**Prompt**
Word for word, transcribe the lines below and drop the pictures.

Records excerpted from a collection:
__________

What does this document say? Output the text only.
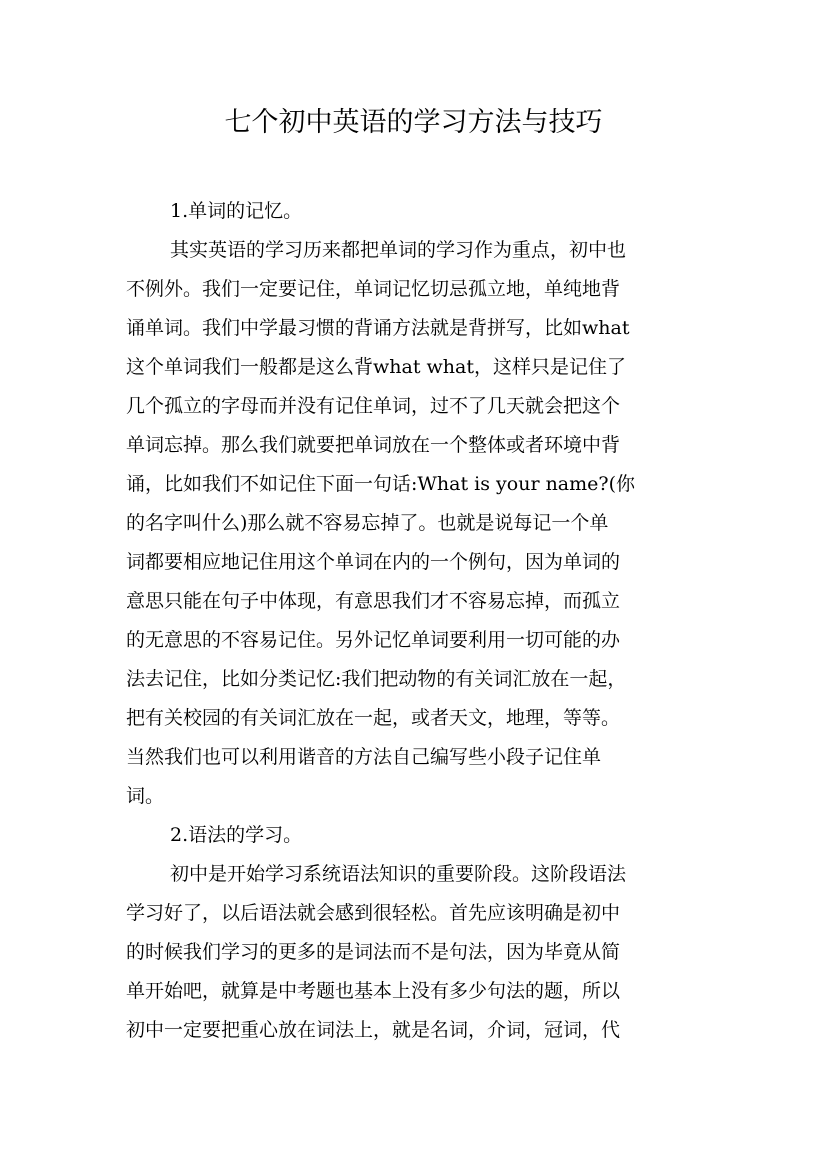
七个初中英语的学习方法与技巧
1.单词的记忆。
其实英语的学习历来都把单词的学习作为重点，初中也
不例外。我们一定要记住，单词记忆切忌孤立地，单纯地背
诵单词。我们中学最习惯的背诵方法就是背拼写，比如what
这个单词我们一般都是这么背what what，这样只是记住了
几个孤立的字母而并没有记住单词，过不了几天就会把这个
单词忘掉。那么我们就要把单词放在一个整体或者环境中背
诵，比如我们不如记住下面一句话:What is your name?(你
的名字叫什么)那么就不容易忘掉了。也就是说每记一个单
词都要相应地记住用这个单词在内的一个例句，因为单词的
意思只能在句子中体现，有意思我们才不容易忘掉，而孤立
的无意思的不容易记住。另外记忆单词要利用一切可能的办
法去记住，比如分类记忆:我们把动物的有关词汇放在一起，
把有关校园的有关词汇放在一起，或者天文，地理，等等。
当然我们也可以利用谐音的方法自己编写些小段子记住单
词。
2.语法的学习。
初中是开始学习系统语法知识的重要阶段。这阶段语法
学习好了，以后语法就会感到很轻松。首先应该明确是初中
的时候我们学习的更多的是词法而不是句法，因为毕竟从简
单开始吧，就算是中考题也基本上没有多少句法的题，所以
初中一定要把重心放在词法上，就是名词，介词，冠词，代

__________

**The result**
What does this document say? Output the text only.
七个初中英语的学习方法与技巧
1.单词的记忆。
其实英语的学习历来都把单词的学习作为重点，初中也
不例外。我们一定要记住，单词记忆切忌孤立地，单纯地背
诵单词。我们中学最习惯的背诵方法就是背拼写，比如what
这个单词我们一般都是这么背what what，这样只是记住了
几个孤立的字母而并没有记住单词，过不了几天就会把这个
单词忘掉。那么我们就要把单词放在一个整体或者环境中背
诵，比如我们不如记住下面一句话:What is your name?(你
的名字叫什么)那么就不容易忘掉了。也就是说每记一个单
词都要相应地记住用这个单词在内的一个例句，因为单词的
意思只能在句子中体现，有意思我们才不容易忘掉，而孤立
的无意思的不容易记住。另外记忆单词要利用一切可能的办
法去记住，比如分类记忆:我们把动物的有关词汇放在一起，
把有关校园的有关词汇放在一起，或者天文，地理，等等。
当然我们也可以利用谐音的方法自己编写些小段子记住单
词。
2.语法的学习。
初中是开始学习系统语法知识的重要阶段。这阶段语法
学习好了，以后语法就会感到很轻松。首先应该明确是初中
的时候我们学习的更多的是词法而不是句法，因为毕竟从简
单开始吧，就算是中考题也基本上没有多少句法的题，所以
初中一定要把重心放在词法上，就是名词，介词，冠词，代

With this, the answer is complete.